» Task goal: Transcribe word for word the stretch of the Slurm job submission page below that runs from "Slurm is a job" up to and including "of the page.".

» Page:
NOTICE: Nodes belonging to the birthright, chem, cnms, ccsd, bsd, mstd, ntrc, nucphys, virtues, theory, qmc, and ccsi groups have now moved to the Slurm scheduler and can be accessed from or-slurm-login.ornl.gov. See the Running Jobs documentation for more details.


Job Submission with Slurm

This page can be used as an introductory guide to job submission or a Slurm command reference. Each section can be read sequentially if you are new to Slurm, or referenced individually if you are already familiar with job scheduling.

Accessing Slurm

Please see the Running Jobs page for information on how to access Slurm from the or-condo and mod-condo.


Introduction

Slurm is a job scheduler and resource management program for computer clusters similar to both Moab and Torque. If you are already familiar with the Moab msub or Torque qsub command, adapting to Slurm is very straight forward. A command reference for Slurm and PBS/Torque is available here to assist with translating existing job scripts.

Job Submission

Job submission in Slurm is split between two commands: srun, and sbatch. sbatch is used to submit job scripts to the scheduler, while srun is used to run programs directly from the command line as jobs. Both commands share the same commandline arguments.

The rest of this page contains examples explaining how to run various types of jobs using srun and sbatch. Reference sections for commonly used environment variables, job parameters, and filename patterns are available at the bottom of the page.

Table of Contents

PBS Job Script Translation


Slurm provides its own qsub command, which attempts to seamlessly convert PBS job submission scripts to SBATCH scripts. This is the fastest way to test your existing job scripts against the Slurm scheduler with minimal changes. There are a few differences in how the Slurm scheduler and Moab scheduler are configured, however, which require slight modification to exiting PBS scripts:

  • -A birthright-burst-A birthright
    • The account used to submit the job may or may not need to be upated. Valid Slurm account names can be found using this command:
      sacctmgr show assoc where user=<uid> format=account.
  • -q gpu-q burst
    • The queue that the job is submitted to may need to be updated. Valid queue names can be found with the sinfo command.
  • -l walltime=0:0:10:0-l walltime=10:00
    • A walltime request needs to be included in the job script.
  • -l mem=<number>[unit]
    • If you are not already specifying memory per node in your script, you must add a memory request.
  • -l nodes=<number>:ppn=<number>
    • Node and Processor Per Node specifications need to be included in your script.

In addition to these four changes, any references to environment variables provided by Moab/Torque must be updated to use the Slurm equivalent environment variables. A list of common variables is available in the Environment Variables section below. For the full variable listing, view the official documentation here.

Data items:
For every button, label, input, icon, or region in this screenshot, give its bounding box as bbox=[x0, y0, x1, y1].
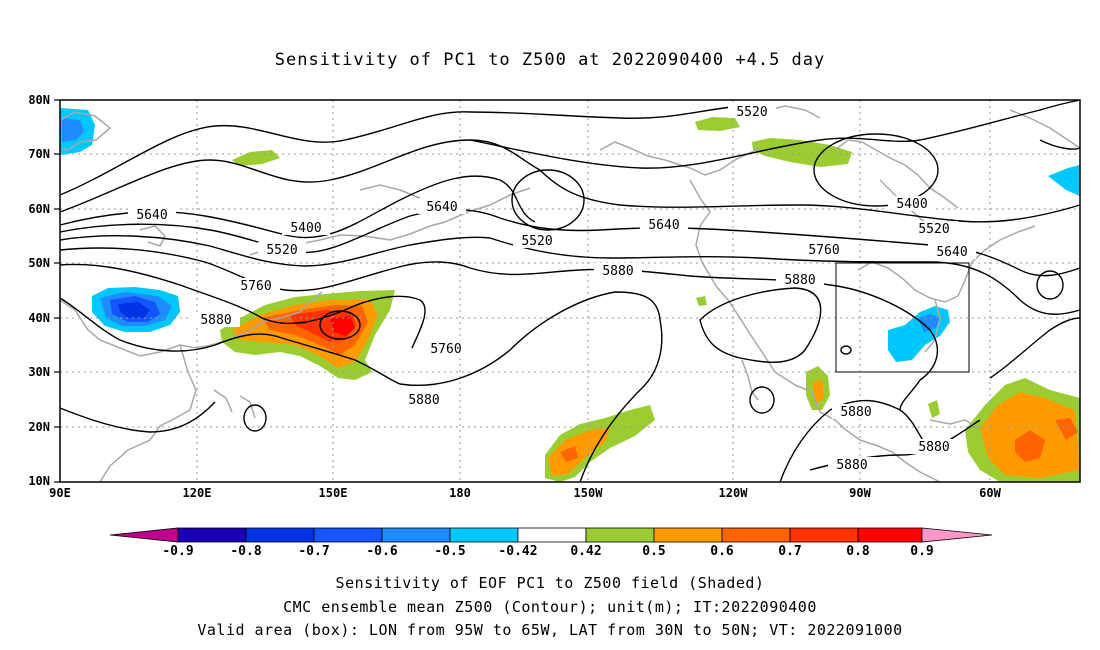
colorbar-segment bbox=[653, 527, 723, 543]
colorbar-label: -0.6 bbox=[366, 544, 398, 559]
colorbar-segment bbox=[517, 527, 587, 543]
lat-label: 10N bbox=[28, 474, 50, 488]
colorbar-label: -0.5 bbox=[434, 544, 466, 559]
figure-title: Sensitivity of PC1 to Z500 at 2022090400… bbox=[274, 50, 826, 70]
contour-label: 5520 bbox=[521, 234, 552, 249]
lon-label: 120E bbox=[182, 486, 212, 500]
valid-area-box bbox=[835, 262, 970, 373]
colorbar-label: 0.6 bbox=[710, 544, 734, 559]
shaded-sensitivity bbox=[60, 108, 1080, 482]
contour-label: 5400 bbox=[290, 221, 321, 236]
colorbar-segment bbox=[721, 527, 791, 543]
shade-positive-small bbox=[232, 150, 280, 166]
colorbar-label: -0.42 bbox=[498, 544, 538, 559]
lon-label: 90E bbox=[49, 486, 71, 500]
lat-label: 60N bbox=[28, 202, 50, 216]
contour-label: 5880 bbox=[836, 458, 867, 473]
colorbar-label: -0.7 bbox=[298, 544, 330, 559]
colorbar-label: 0.42 bbox=[570, 544, 602, 559]
lat-label: 30N bbox=[28, 365, 50, 379]
contour-label: 5640 bbox=[648, 218, 679, 233]
colorbar-label: 0.9 bbox=[910, 544, 934, 559]
colorbar-label: 0.5 bbox=[642, 544, 666, 559]
lon-label: 90W bbox=[849, 486, 871, 500]
lon-label: 150W bbox=[573, 486, 603, 500]
colorbar-label: -0.8 bbox=[230, 544, 262, 559]
lon-label: 180 bbox=[449, 486, 471, 500]
colorbar-min-arrow bbox=[109, 527, 179, 543]
contour-label: 5880 bbox=[784, 273, 815, 288]
colorbar-segment bbox=[313, 527, 383, 543]
contour-label: 5760 bbox=[808, 243, 839, 258]
colorbar-label: -0.9 bbox=[162, 544, 194, 559]
footer-line-2: CMC ensemble mean Z500 (Contour); unit(m… bbox=[283, 598, 817, 616]
colorbar-segment bbox=[585, 527, 655, 543]
footer-line-1: Sensitivity of EOF PC1 to Z500 field (Sh… bbox=[335, 574, 765, 592]
shade-negative-east bbox=[1048, 165, 1080, 196]
lon-label: 120W bbox=[718, 486, 748, 500]
contour-label: 5400 bbox=[896, 197, 927, 212]
colorbar-label: 0.8 bbox=[846, 544, 870, 559]
contour-label: 5880 bbox=[602, 264, 633, 279]
colorbar-max-arrow bbox=[921, 527, 993, 543]
lat-label: 70N bbox=[28, 147, 50, 161]
colorbar-segment bbox=[857, 527, 923, 543]
contour-label: 5640 bbox=[426, 200, 457, 215]
map-background bbox=[60, 100, 1080, 482]
contour-label: 5520 bbox=[266, 243, 297, 258]
contour-label: 5760 bbox=[240, 279, 271, 294]
colorbar-segment bbox=[449, 527, 519, 543]
lat-label: 50N bbox=[28, 256, 50, 270]
lon-label: 60W bbox=[979, 486, 1001, 500]
contour-label: 5640 bbox=[136, 208, 167, 223]
contour-label: 5520 bbox=[918, 222, 949, 237]
contour-label: 5880 bbox=[408, 393, 439, 408]
lon-label: 150E bbox=[318, 486, 348, 500]
contour-label: 5640 bbox=[936, 245, 967, 260]
colorbar-segment bbox=[245, 527, 315, 543]
contour-label: 5520 bbox=[736, 105, 767, 120]
colorbar-label: 0.7 bbox=[778, 544, 802, 559]
contour-label: 5880 bbox=[918, 440, 949, 455]
contour-labels: 5520 5640 5400 5520 5760 5880 5640 5520 … bbox=[128, 103, 976, 473]
lat-label: 40N bbox=[28, 311, 50, 325]
contour-label: 5880 bbox=[200, 313, 231, 328]
colorbar-segment bbox=[381, 527, 451, 543]
lat-label: 80N bbox=[28, 93, 50, 107]
contour-label: 5880 bbox=[840, 405, 871, 420]
contour-label: 5760 bbox=[430, 342, 461, 357]
colorbar-segment bbox=[177, 527, 247, 543]
colorbar-segment bbox=[789, 527, 859, 543]
colorbar bbox=[109, 527, 993, 543]
map-border bbox=[59, 99, 1081, 483]
footer-line-3: Valid area (box): LON from 95W to 65W, L… bbox=[197, 621, 903, 639]
lat-label: 20N bbox=[28, 420, 50, 434]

» Result:
Slurm is a job scheduler and resource management program for computer clusters similar to both Moab and Torque. If you are already familiar with the Moab msub or Torque qsub command, adapting to Slurm is very straight forward. A command reference for Slurm and PBS/Torque is available here to assist with translating existing job scripts.

Job Submission

Job submission in Slurm is split between two commands: srun, and sbatch. sbatch is used to submit job scripts to the scheduler, while srun is used to run programs directly from the command line as jobs. Both commands share the same commandline arguments.

The rest of this page contains examples explaining how to run various types of jobs using srun and sbatch. Reference sections for commonly used environment variables, job parameters, and filename patterns are available at the bottom of the page.